(Image element box records)

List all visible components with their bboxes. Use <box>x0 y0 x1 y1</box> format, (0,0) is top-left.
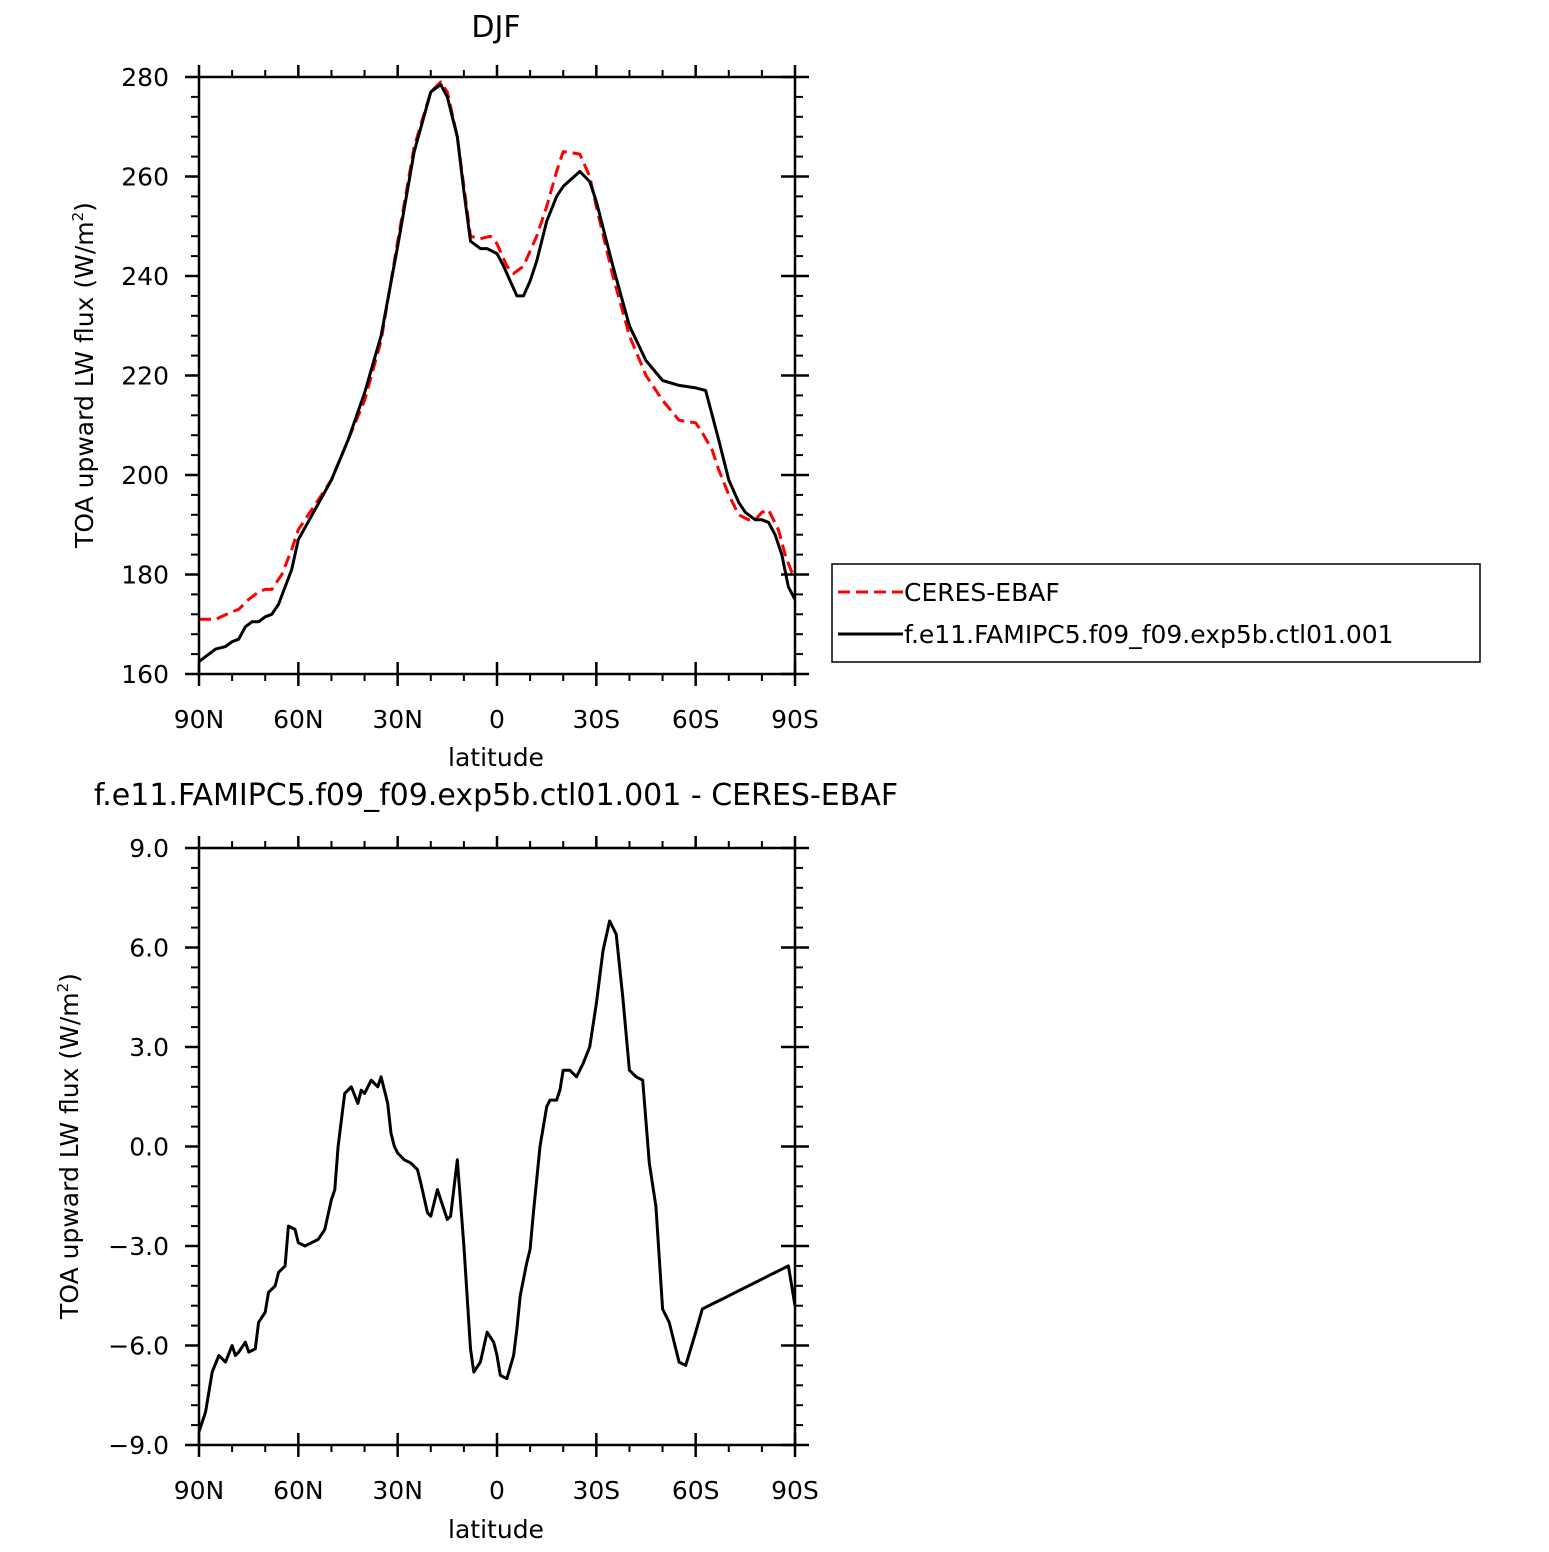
x-tick-label: 60S <box>672 1476 720 1505</box>
plot-lines <box>197 919 797 1433</box>
axis-ticks: 90N 60N 30N 0 30S 60S 90S −9.0 −6.0 −3.0 0.0 3.0 6.0… <box>108 834 819 1505</box>
series-line-model <box>197 919 797 1433</box>
x-tick-label: 90N <box>174 1476 225 1505</box>
y-axis-label: TOA upward LW flux (W/m2) <box>69 202 99 549</box>
x-axis-label: latitude <box>448 1515 544 1544</box>
y-tick-label: 220 <box>121 362 169 391</box>
y-axis-label: TOA upward LW flux (W/m2) <box>54 973 84 1320</box>
x-tick-label: 30S <box>572 705 620 734</box>
series-line-model <box>198 83 797 663</box>
legend: CERES-EBAF f.e11.FAMIPC5.f09_f09.exp5b.c… <box>831 563 1481 663</box>
y-tick-label: 160 <box>121 660 169 689</box>
y-tick-label: 9.0 <box>129 834 169 863</box>
y-tick-label: 280 <box>121 63 169 92</box>
plot-frame <box>197 75 797 676</box>
legend-box <box>831 563 1481 663</box>
x-tick-label: 60N <box>273 1476 324 1505</box>
legend-label-ceres-ebaf: CERES-EBAF <box>904 578 1060 607</box>
plot-lines <box>198 80 797 663</box>
x-tick-label: 30N <box>372 1476 423 1505</box>
x-tick-label: 90N <box>174 705 225 734</box>
chart-title: f.e11.FAMIPC5.f09_f09.exp5b.ctl01.001 - … <box>94 778 898 813</box>
y-tick-label: 240 <box>121 262 169 291</box>
y-tick-label: −6.0 <box>108 1332 169 1361</box>
x-tick-label: 60N <box>273 705 324 734</box>
y-tick-label: 180 <box>121 561 169 590</box>
chart-title: DJF <box>471 10 520 45</box>
y-tick-label: 6.0 <box>129 934 169 963</box>
y-tick-label: −9.0 <box>108 1431 169 1460</box>
x-tick-label: 0 <box>489 705 505 734</box>
x-tick-label: 90S <box>771 705 819 734</box>
x-tick-label: 30S <box>572 1476 620 1505</box>
x-tick-label: 60S <box>672 705 720 734</box>
y-tick-label: 200 <box>121 461 169 490</box>
y-tick-label: 0.0 <box>129 1133 169 1162</box>
y-tick-label: 3.0 <box>129 1033 169 1062</box>
x-tick-label: 30N <box>372 705 423 734</box>
y-tick-label: 260 <box>121 163 169 192</box>
series-line-ceres-ebaf <box>199 80 796 621</box>
x-axis-label: latitude <box>448 743 544 772</box>
chart-difference-panel: f.e11.FAMIPC5.f09_f09.exp5b.ctl01.001 - … <box>54 778 898 1544</box>
y-tick-label: −3.0 <box>108 1232 169 1261</box>
chart-djf-panel: DJF 90N 60N 30N 0 30S 60S 90S 160 180 200 220 240 26… <box>69 10 819 772</box>
x-tick-label: 90S <box>771 1476 819 1505</box>
axis-ticks: 90N 60N 30N 0 30S 60S 90S 160 180 200 220 240 260 280 <box>121 63 819 734</box>
legend-label-model: f.e11.FAMIPC5.f09_f09.exp5b.ctl01.001 <box>904 620 1394 649</box>
x-tick-label: 0 <box>489 1476 505 1505</box>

--- EXERCISE BRIEF ---
Rewrite the listing with every "latitude" changed to "latitude (degrees)", keeping everything else the same. Omit the pictures.

--- THE RESULT ---
List all visible components with their bboxes. Use <box>x0 y0 x1 y1</box> format, (0,0) is top-left.
x-tick-label: 60S <box>672 1476 720 1505</box>
plot-lines <box>197 919 797 1433</box>
axis-ticks: 90N 60N 30N 0 30S 60S 90S −9.0 −6.0 −3.0 0.0 3.0 6.0… <box>108 834 819 1505</box>
series-line-model <box>197 919 797 1433</box>
x-tick-label: 90N <box>174 1476 225 1505</box>
y-axis-label: TOA upward LW flux (W/m2) <box>69 202 99 549</box>
x-axis-label: latitude (degrees) <box>448 1515 544 1544</box>
y-tick-label: 220 <box>121 362 169 391</box>
y-axis-label: TOA upward LW flux (W/m2) <box>54 973 84 1320</box>
x-tick-label: 30S <box>572 705 620 734</box>
series-line-model <box>198 83 797 663</box>
legend: CERES-EBAF f.e11.FAMIPC5.f09_f09.exp5b.c… <box>831 563 1481 663</box>
y-tick-label: 160 <box>121 660 169 689</box>
y-tick-label: 9.0 <box>129 834 169 863</box>
y-tick-label: 280 <box>121 63 169 92</box>
plot-frame <box>197 75 797 676</box>
legend-box <box>831 563 1481 663</box>
x-tick-label: 60N <box>273 1476 324 1505</box>
legend-label-ceres-ebaf: CERES-EBAF <box>904 578 1060 607</box>
plot-lines <box>198 80 797 663</box>
x-tick-label: 30N <box>372 1476 423 1505</box>
x-tick-label: 90N <box>174 705 225 734</box>
chart-title: f.e11.FAMIPC5.f09_f09.exp5b.ctl01.001 - … <box>94 778 898 813</box>
y-tick-label: 240 <box>121 262 169 291</box>
y-tick-label: −6.0 <box>108 1332 169 1361</box>
x-tick-label: 60N <box>273 705 324 734</box>
y-tick-label: 180 <box>121 561 169 590</box>
chart-title: DJF <box>471 10 520 45</box>
y-tick-label: 6.0 <box>129 934 169 963</box>
y-tick-label: −9.0 <box>108 1431 169 1460</box>
x-tick-label: 0 <box>489 705 505 734</box>
x-tick-label: 90S <box>771 705 819 734</box>
x-tick-label: 30S <box>572 1476 620 1505</box>
x-tick-label: 60S <box>672 705 720 734</box>
y-tick-label: 200 <box>121 461 169 490</box>
y-tick-label: 0.0 <box>129 1133 169 1162</box>
y-tick-label: 3.0 <box>129 1033 169 1062</box>
x-tick-label: 30N <box>372 705 423 734</box>
y-tick-label: 260 <box>121 163 169 192</box>
series-line-ceres-ebaf <box>199 80 796 621</box>
x-axis-label: latitude (degrees) <box>448 743 544 772</box>
chart-difference-panel: f.e11.FAMIPC5.f09_f09.exp5b.ctl01.001 - … <box>54 778 898 1544</box>
y-tick-label: −3.0 <box>108 1232 169 1261</box>
chart-djf-panel: DJF 90N 60N 30N 0 30S 60S 90S 160 180 200 220 240 26… <box>69 10 819 772</box>
x-tick-label: 90S <box>771 1476 819 1505</box>
axis-ticks: 90N 60N 30N 0 30S 60S 90S 160 180 200 220 240 260 280 <box>121 63 819 734</box>
legend-label-model: f.e11.FAMIPC5.f09_f09.exp5b.ctl01.001 <box>904 620 1394 649</box>
x-tick-label: 0 <box>489 1476 505 1505</box>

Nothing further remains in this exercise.